Collected data
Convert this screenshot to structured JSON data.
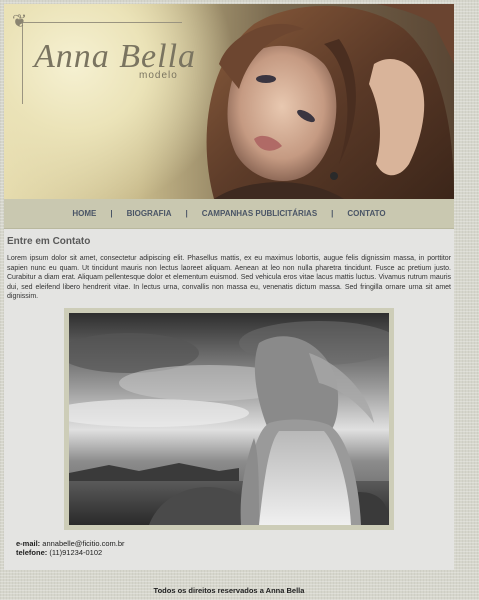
{
  "brand": {
    "name": "Anna Bella",
    "subtitle": "modelo",
    "flower_icon": "fleur-icon"
  },
  "nav": {
    "items": [
      {
        "label": "HOME"
      },
      {
        "label": "BIOGRAFIA"
      },
      {
        "label": "CAMPANHAS PUBLICITÁRIAS"
      },
      {
        "label": "CONTATO"
      }
    ],
    "separator": "|"
  },
  "content": {
    "heading": "Entre em Contato",
    "body": "Lorem ipsum dolor sit amet, consectetur adipiscing elit. Phasellus mattis, ex eu maximus lobortis, augue felis dignissim massa, in porttitor sapien nunc eu quam. Ut tincidunt mauris non lectus laoreet aliquam. Aenean at leo non nulla pharetra tincidunt. Fusce ac pretium justo. Curabitur a diam erat. Aliquam pellentesque dolor et elementum euismod. Sed vehicula eros vitae lacus mattis luctus. Vivamus rutrum mauris dui, sed eleifend libero hendrerit vitae. In lectus urna, convallis non massa eu, venenatis dictum massa. Sed fringilla ornare urna sit amet dignissim."
  },
  "contact": {
    "email_label": "e-mail:",
    "email_value": "annabelle@ficitio.com.br",
    "phone_label": "telefone:",
    "phone_value": "(11)91234-0102"
  },
  "footer": {
    "text": "Todos os direitos reservados a Anna Bella"
  },
  "colors": {
    "nav_bg": "#c9c8b0",
    "nav_text": "#4a5566",
    "page_bg": "#e4e4e2"
  }
}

**Requirement**
In the entries above, find every line holding the word "Bella" and copy it out.

**Solution to this task**
    "name": "Anna Bella",
    "text": "Todos os direitos reservados a Anna Bella"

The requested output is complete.